• [Aim]: Identify the lines that contain the string "your", then copy each of them.

:: Listing

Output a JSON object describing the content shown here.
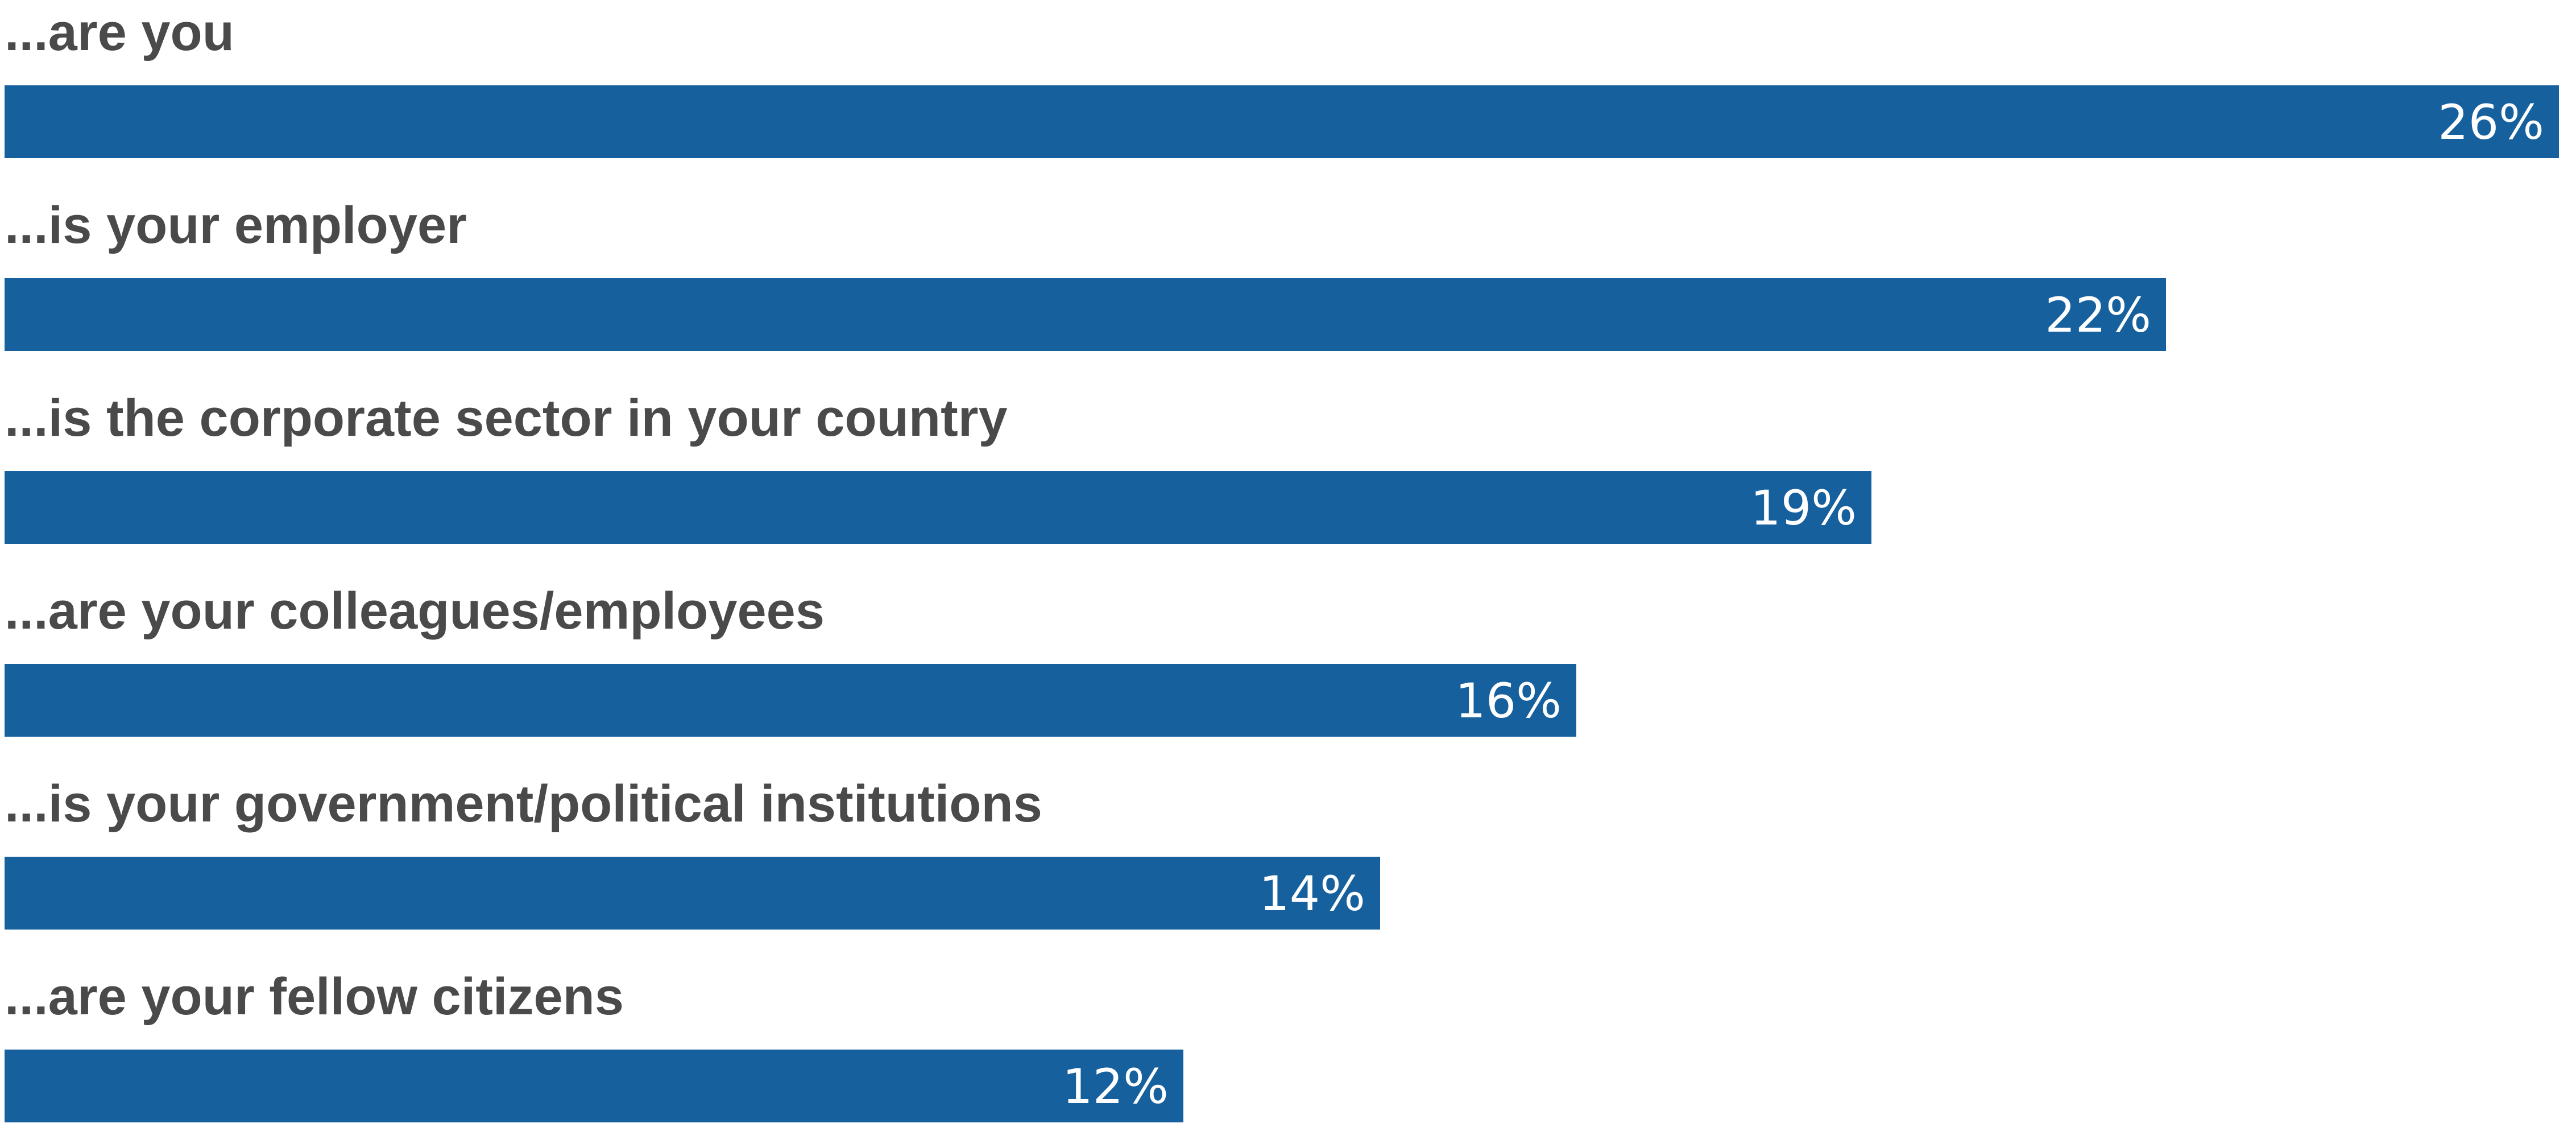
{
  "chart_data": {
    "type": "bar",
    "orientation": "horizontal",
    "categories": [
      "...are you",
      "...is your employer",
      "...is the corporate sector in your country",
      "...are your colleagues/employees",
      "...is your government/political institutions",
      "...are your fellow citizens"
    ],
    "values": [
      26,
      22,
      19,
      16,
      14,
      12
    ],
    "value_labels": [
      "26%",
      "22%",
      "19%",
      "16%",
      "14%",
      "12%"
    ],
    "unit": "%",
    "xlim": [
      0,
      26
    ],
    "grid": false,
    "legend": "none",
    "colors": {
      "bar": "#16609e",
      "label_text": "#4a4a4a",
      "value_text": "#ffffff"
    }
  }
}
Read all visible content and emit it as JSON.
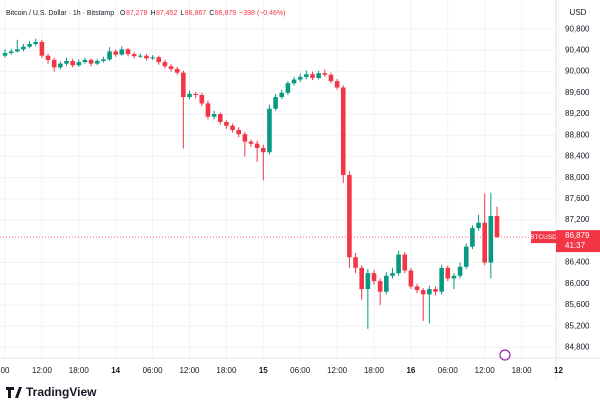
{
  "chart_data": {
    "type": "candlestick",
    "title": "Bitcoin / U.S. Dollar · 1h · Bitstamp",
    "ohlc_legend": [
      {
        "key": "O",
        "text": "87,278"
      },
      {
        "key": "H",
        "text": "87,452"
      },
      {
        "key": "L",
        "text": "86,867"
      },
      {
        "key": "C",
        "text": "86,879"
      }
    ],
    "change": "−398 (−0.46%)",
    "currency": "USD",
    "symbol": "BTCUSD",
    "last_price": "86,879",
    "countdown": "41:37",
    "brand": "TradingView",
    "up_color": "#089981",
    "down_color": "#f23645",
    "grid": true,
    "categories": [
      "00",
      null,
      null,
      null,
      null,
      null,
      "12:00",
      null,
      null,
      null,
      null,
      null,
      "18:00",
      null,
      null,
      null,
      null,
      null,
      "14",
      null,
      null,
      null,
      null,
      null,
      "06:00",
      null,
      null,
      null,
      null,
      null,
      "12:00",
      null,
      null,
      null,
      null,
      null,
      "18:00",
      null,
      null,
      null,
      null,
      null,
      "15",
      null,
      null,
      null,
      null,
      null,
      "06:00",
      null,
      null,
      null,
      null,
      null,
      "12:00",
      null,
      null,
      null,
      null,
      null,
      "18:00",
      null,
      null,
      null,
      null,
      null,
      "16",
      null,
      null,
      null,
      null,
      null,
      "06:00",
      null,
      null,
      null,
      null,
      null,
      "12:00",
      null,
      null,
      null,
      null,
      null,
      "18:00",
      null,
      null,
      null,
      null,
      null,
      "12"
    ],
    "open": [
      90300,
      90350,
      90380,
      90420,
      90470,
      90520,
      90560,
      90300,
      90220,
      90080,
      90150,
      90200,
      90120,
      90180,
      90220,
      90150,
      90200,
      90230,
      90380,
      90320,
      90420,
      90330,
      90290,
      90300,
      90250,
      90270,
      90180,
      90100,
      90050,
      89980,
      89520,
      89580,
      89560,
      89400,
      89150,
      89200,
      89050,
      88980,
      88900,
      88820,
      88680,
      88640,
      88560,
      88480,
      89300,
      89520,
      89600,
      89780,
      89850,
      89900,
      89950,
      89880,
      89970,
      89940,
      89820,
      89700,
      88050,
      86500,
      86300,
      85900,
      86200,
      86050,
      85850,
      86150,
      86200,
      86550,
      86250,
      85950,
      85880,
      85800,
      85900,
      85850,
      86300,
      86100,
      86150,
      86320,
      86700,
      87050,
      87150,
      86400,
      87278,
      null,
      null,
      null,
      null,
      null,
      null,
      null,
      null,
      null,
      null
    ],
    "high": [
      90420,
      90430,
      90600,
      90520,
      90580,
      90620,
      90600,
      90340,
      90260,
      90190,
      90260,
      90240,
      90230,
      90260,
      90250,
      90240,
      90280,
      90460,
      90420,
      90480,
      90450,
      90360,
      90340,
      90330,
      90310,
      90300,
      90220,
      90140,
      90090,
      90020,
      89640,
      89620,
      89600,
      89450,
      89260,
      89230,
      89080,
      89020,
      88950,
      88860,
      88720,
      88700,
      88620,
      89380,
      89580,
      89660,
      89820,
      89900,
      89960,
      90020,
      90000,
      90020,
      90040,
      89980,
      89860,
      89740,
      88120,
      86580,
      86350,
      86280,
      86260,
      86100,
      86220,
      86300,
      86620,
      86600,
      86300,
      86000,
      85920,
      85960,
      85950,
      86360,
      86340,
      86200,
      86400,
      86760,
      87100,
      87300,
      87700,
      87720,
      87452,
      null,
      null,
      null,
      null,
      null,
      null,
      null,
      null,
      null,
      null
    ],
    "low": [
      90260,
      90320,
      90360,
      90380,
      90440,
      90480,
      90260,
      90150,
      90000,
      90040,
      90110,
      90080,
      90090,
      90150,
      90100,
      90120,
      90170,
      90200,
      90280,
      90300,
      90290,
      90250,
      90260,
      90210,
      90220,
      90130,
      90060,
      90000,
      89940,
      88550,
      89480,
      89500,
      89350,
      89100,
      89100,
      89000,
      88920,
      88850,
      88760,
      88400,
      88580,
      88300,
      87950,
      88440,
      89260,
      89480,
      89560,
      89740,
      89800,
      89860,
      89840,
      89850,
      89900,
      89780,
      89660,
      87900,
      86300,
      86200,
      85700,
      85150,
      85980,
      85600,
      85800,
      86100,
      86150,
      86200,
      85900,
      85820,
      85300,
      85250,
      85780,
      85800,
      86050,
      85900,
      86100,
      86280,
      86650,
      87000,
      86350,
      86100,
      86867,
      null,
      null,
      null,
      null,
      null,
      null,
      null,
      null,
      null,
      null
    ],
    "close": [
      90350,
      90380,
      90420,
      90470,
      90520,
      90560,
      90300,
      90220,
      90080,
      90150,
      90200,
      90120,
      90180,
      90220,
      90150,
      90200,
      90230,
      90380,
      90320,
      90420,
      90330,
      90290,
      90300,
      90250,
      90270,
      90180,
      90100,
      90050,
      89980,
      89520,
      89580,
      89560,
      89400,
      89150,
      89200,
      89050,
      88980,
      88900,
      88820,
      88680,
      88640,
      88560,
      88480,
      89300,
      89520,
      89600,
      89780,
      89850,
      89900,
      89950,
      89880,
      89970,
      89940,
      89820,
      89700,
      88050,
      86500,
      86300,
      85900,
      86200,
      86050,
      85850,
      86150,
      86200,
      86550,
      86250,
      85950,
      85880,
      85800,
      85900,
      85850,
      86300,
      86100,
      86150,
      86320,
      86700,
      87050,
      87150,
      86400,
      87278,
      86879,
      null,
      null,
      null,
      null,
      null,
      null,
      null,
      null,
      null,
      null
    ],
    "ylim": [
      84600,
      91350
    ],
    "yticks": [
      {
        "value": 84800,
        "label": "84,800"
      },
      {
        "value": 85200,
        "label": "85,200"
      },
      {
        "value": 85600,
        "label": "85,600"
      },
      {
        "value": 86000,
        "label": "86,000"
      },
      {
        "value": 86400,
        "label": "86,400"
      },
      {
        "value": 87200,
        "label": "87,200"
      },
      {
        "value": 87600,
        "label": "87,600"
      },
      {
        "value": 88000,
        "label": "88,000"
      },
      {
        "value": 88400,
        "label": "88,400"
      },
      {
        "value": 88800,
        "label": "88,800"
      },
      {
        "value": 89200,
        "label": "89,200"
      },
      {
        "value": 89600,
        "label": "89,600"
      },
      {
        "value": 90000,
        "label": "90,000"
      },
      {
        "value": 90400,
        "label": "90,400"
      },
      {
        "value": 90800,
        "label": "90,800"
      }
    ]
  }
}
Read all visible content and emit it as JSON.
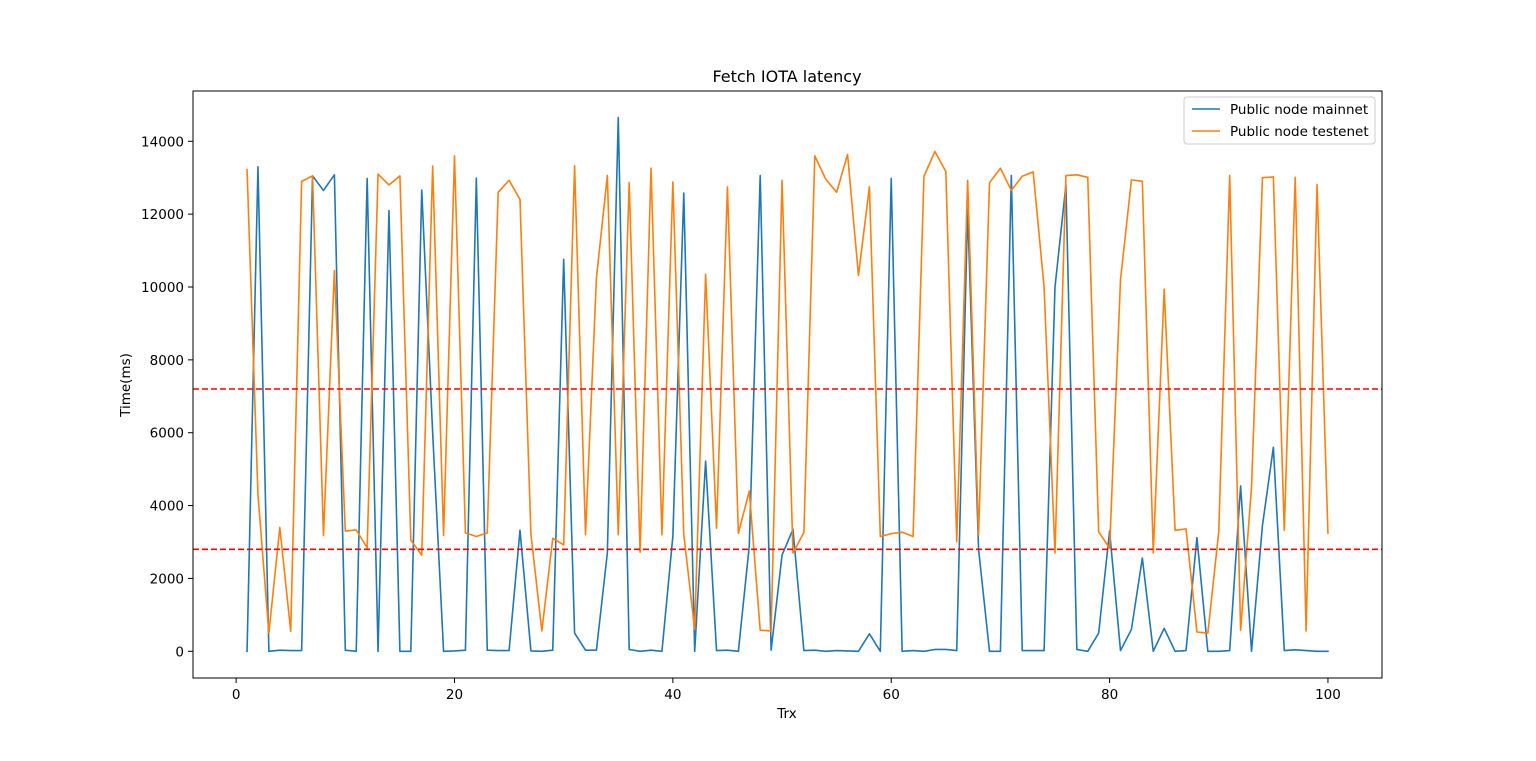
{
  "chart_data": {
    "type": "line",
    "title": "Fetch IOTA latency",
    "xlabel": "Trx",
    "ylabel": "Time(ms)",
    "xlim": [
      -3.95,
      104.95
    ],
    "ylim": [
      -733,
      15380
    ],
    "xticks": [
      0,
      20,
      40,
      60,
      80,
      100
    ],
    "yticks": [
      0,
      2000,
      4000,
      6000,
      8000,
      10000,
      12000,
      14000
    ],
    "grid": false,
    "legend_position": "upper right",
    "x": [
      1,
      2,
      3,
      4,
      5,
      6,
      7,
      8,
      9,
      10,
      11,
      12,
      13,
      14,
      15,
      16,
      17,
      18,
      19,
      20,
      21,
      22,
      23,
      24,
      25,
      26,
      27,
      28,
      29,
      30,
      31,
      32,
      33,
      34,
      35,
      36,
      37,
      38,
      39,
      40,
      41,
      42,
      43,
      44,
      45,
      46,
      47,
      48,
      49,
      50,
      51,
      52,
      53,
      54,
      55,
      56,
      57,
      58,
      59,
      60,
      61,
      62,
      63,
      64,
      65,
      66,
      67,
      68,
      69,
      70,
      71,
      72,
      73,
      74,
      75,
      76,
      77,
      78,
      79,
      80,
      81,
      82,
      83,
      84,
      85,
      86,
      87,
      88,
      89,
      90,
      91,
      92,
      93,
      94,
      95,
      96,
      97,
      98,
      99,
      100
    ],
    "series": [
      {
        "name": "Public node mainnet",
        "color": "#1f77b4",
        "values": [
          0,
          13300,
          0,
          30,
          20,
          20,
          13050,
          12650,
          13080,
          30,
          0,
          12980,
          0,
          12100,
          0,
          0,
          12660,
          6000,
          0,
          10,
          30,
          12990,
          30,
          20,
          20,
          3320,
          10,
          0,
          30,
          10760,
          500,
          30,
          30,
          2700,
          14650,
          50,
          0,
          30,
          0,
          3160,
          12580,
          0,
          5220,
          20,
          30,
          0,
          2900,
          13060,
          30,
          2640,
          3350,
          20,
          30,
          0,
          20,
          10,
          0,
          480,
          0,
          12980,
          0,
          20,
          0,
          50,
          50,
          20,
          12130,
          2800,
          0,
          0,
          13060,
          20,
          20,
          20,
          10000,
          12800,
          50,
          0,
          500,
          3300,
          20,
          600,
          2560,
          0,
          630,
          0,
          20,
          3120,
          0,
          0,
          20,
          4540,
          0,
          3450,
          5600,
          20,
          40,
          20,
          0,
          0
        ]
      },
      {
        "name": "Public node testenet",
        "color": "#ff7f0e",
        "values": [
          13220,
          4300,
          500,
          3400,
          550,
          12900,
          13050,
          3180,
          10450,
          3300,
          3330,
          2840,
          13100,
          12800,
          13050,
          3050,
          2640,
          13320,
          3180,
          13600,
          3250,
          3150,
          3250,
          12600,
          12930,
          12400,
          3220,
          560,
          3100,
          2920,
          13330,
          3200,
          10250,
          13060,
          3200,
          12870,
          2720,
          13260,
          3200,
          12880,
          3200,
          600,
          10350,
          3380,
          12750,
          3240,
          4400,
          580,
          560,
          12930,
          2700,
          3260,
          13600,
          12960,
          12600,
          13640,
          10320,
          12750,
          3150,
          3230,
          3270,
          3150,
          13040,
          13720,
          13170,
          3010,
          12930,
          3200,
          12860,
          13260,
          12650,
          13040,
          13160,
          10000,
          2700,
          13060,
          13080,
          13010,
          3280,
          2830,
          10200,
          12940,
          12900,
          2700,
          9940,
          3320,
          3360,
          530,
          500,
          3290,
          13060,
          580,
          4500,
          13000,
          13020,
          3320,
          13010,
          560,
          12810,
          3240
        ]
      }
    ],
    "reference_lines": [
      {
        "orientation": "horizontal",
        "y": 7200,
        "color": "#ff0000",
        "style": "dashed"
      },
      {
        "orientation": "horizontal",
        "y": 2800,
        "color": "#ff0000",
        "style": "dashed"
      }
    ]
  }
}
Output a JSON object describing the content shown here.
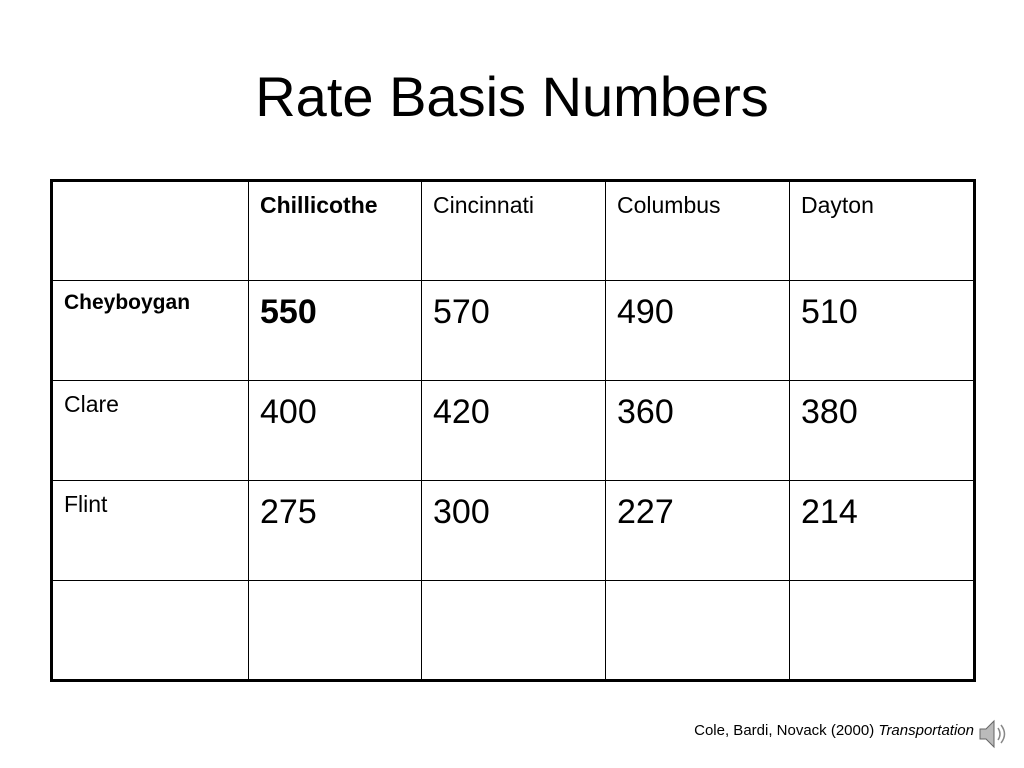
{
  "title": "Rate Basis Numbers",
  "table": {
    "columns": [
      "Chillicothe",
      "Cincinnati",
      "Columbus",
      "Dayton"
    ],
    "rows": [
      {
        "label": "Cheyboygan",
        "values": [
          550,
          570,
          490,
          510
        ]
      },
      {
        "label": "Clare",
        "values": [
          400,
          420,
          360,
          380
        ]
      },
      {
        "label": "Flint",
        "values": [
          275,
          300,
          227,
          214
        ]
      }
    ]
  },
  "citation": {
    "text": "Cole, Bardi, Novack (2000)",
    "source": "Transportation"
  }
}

::::

• [Exercise answer]:
      "...is your employer",
      "...is the corporate sector in your country",
      "...are your colleagues/employees",
      "...is your government/political institutions",
      "...are your fellow citizens"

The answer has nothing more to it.